What to produce
Search the data below for "Born"; list each line that holds it.

Provided material
· · · ·

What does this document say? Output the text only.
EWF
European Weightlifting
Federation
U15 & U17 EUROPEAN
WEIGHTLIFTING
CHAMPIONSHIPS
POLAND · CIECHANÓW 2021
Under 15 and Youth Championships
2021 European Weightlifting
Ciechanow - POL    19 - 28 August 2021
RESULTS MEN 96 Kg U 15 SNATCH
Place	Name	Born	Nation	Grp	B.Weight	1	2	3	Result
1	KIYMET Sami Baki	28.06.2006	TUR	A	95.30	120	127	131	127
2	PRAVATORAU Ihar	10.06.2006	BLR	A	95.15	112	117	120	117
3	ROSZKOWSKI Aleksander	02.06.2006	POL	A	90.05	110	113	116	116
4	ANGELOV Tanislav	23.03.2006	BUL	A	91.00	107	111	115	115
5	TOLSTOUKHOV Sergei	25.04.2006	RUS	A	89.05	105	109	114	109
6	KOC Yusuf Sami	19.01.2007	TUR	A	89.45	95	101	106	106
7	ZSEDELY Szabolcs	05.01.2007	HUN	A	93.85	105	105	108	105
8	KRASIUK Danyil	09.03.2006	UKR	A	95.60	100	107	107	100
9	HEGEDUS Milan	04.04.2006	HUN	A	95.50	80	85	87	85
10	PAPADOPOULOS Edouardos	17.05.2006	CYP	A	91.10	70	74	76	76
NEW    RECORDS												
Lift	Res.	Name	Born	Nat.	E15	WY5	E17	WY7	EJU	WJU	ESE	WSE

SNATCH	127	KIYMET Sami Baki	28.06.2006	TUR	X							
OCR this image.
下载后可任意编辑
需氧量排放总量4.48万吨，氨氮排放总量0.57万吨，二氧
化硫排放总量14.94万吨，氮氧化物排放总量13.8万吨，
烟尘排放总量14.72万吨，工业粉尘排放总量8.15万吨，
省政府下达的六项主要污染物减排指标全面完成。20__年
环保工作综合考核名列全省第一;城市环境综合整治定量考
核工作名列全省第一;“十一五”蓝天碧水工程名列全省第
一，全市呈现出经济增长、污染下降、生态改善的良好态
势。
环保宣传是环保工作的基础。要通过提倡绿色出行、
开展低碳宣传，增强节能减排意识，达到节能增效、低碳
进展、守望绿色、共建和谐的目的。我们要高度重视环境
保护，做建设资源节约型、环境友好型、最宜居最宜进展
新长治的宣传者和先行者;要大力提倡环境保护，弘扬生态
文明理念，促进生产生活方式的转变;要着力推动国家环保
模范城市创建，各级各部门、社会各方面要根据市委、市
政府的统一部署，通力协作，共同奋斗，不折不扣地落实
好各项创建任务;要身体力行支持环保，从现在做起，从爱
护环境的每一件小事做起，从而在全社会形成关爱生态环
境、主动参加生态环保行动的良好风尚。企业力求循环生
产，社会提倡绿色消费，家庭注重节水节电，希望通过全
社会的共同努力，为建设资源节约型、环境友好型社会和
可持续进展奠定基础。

· · · ·

Solution below
Place	Name	Born	Nation	Grp	B.Weight	1	2	3	Result
Lift	Res.	Name	Born	Nat.	E15	WY5	E17	WY7	EJU	WJU	ESE	WSE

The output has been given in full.